● **Description of the task**: Return the whole listing, keeping every character the same.

● **Items**:
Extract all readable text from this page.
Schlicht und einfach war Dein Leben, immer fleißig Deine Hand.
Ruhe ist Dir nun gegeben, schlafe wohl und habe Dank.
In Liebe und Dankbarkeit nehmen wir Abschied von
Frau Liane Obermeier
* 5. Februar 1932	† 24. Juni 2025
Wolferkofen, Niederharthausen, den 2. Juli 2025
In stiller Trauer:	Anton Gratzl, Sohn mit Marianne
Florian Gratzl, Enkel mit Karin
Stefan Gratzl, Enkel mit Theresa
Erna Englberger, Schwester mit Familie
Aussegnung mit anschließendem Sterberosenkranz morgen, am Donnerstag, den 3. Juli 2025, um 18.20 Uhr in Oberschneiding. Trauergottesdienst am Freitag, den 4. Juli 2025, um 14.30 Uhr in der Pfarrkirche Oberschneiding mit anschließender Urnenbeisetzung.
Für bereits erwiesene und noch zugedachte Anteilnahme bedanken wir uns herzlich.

● **Expected output**:
Extract all readable text from this page.
Schlicht und einfach war Dein Leben, immer fleißig Deine Hand.
Ruhe ist Dir nun gegeben, schlafe wohl und habe Dank.
In Liebe und Dankbarkeit nehmen wir Abschied von
Frau Liane Obermeier
* 5. Februar 1932	† 24. Juni 2025
Wolferkofen, Niederharthausen, den 2. Juli 2025
In stiller Trauer:	Anton Gratzl, Sohn mit Marianne
Florian Gratzl, Enkel mit Karin
Stefan Gratzl, Enkel mit Theresa
Erna Englberger, Schwester mit Familie
Aussegnung mit anschließendem Sterberosenkranz morgen, am Donnerstag, den 3. Juli 2025, um 18.20 Uhr in Oberschneiding. Trauergottesdienst am Freitag, den 4. Juli 2025, um 14.30 Uhr in der Pfarrkirche Oberschneiding mit anschließender Urnenbeisetzung.
Für bereits erwiesene und noch zugedachte Anteilnahme bedanken wir uns herzlich.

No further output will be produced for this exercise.